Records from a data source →
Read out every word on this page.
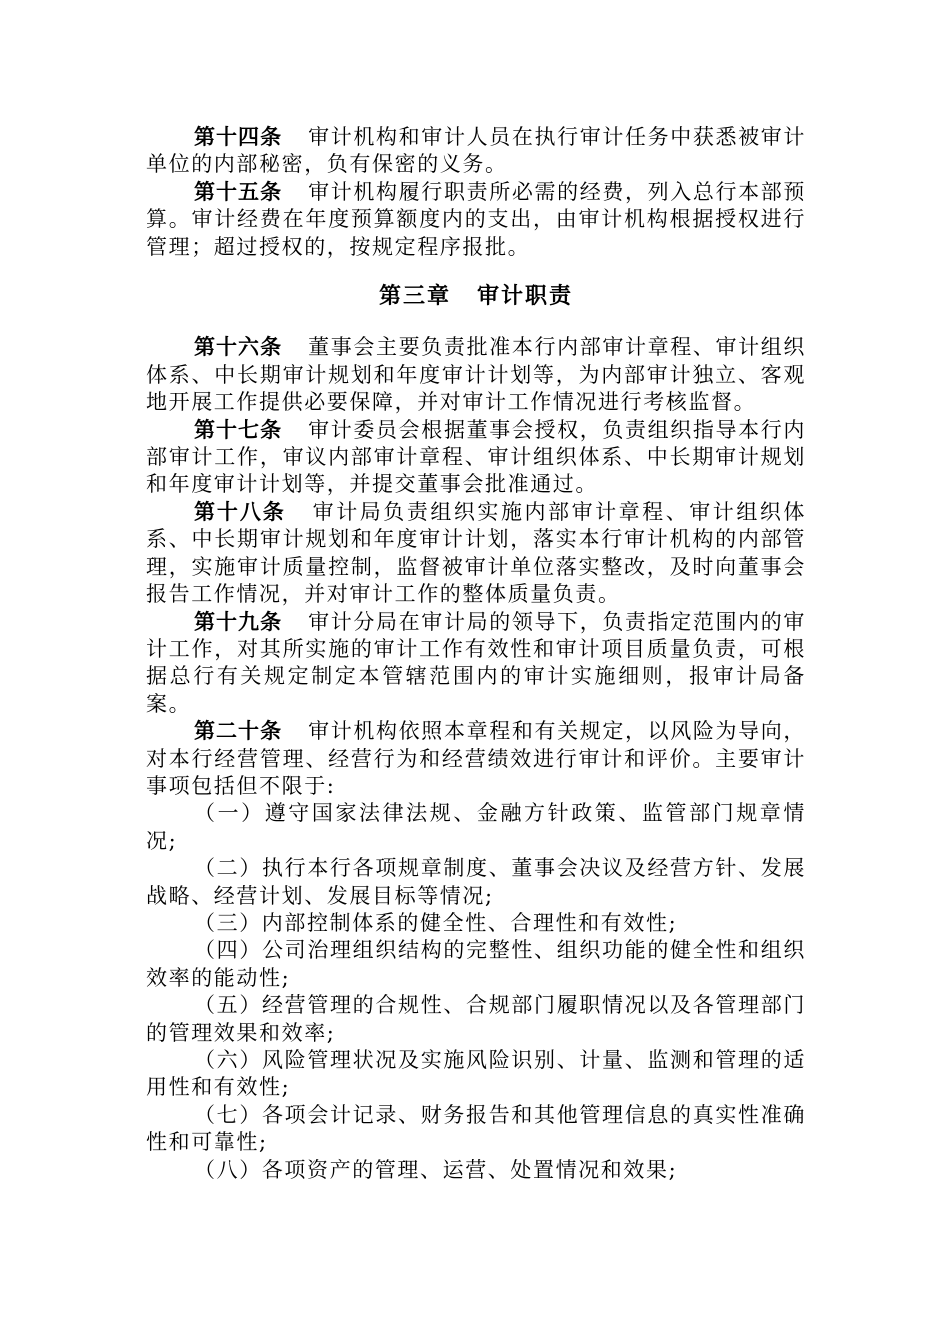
第十四条 审计机构和审计人员在执行审计任务中获悉被审计单位的内部秘密，负有保密的义务。

第十五条 审计机构履行职责所必需的经费，列入总行本部预算。审计经费在年度预算额度内的支出，由审计机构根据授权进行管理；超过授权的，按规定程序报批。

第三章 审计职责

第十六条 董事会主要负责批准本行内部审计章程、审计组织体系、中长期审计规划和年度审计计划等，为内部审计独立、客观地开展工作提供必要保障，并对审计工作情况进行考核监督。

第十七条 审计委员会根据董事会授权，负责组织指导本行内部审计工作，审议内部审计章程、审计组织体系、中长期审计规划和年度审计计划等，并提交董事会批准通过。

第十八条 审计局负责组织实施内部审计章程、审计组织体系、中长期审计规划和年度审计计划，落实本行审计机构的内部管理，实施审计质量控制，监督被审计单位落实整改，及时向董事会报告工作情况，并对审计工作的整体质量负责。

第十九条 审计分局在审计局的领导下，负责指定范围内的审计工作，对其所实施的审计工作有效性和审计项目质量负责，可根据总行有关规定制定本管辖范围内的审计实施细则，报审计局备案。

第二十条 审计机构依照本章程和有关规定，以风险为导向，对本行经营管理、经营行为和经营绩效进行审计和评价。主要审计事项包括但不限于:

（一）遵守国家法律法规、金融方针政策、监管部门规章情况;

（二）执行本行各项规章制度、董事会决议及经营方针、发展战略、经营计划、发展目标等情况;

（三）内部控制体系的健全性、合理性和有效性;

（四）公司治理组织结构的完整性、组织功能的健全性和组织效率的能动性;

（五）经营管理的合规性、合规部门履职情况以及各管理部门的管理效果和效率;

（六）风险管理状况及实施风险识别、计量、监测和管理的适用性和有效性;

（七）各项会计记录、财务报告和其他管理信息的真实性准确性和可靠性;

（八）各项资产的管理、运营、处置情况和效果;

GIVEN INSTRUCTION → With the pictures left out, transcribe the material exactly.

RESULT FOR THIS EXERCISE →
Read out every word on this page.
第十四条 审计机构和审计人员在执行审计任务中获悉被审计单位的内部秘密，负有保密的义务。

第十五条 审计机构履行职责所必需的经费，列入总行本部预算。审计经费在年度预算额度内的支出，由审计机构根据授权进行管理；超过授权的，按规定程序报批。

第三章 审计职责

第十六条 董事会主要负责批准本行内部审计章程、审计组织体系、中长期审计规划和年度审计计划等，为内部审计独立、客观地开展工作提供必要保障，并对审计工作情况进行考核监督。

第十七条 审计委员会根据董事会授权，负责组织指导本行内部审计工作，审议内部审计章程、审计组织体系、中长期审计规划和年度审计计划等，并提交董事会批准通过。

第十八条 审计局负责组织实施内部审计章程、审计组织体系、中长期审计规划和年度审计计划，落实本行审计机构的内部管理，实施审计质量控制，监督被审计单位落实整改，及时向董事会报告工作情况，并对审计工作的整体质量负责。

第十九条 审计分局在审计局的领导下，负责指定范围内的审计工作，对其所实施的审计工作有效性和审计项目质量负责，可根据总行有关规定制定本管辖范围内的审计实施细则，报审计局备案。

第二十条 审计机构依照本章程和有关规定，以风险为导向，对本行经营管理、经营行为和经营绩效进行审计和评价。主要审计事项包括但不限于:

（一）遵守国家法律法规、金融方针政策、监管部门规章情况;

（二）执行本行各项规章制度、董事会决议及经营方针、发展战略、经营计划、发展目标等情况;

（三）内部控制体系的健全性、合理性和有效性;

（四）公司治理组织结构的完整性、组织功能的健全性和组织效率的能动性;

（五）经营管理的合规性、合规部门履职情况以及各管理部门的管理效果和效率;

（六）风险管理状况及实施风险识别、计量、监测和管理的适用性和有效性;

（七）各项会计记录、财务报告和其他管理信息的真实性准确性和可靠性;

（八）各项资产的管理、运营、处置情况和效果;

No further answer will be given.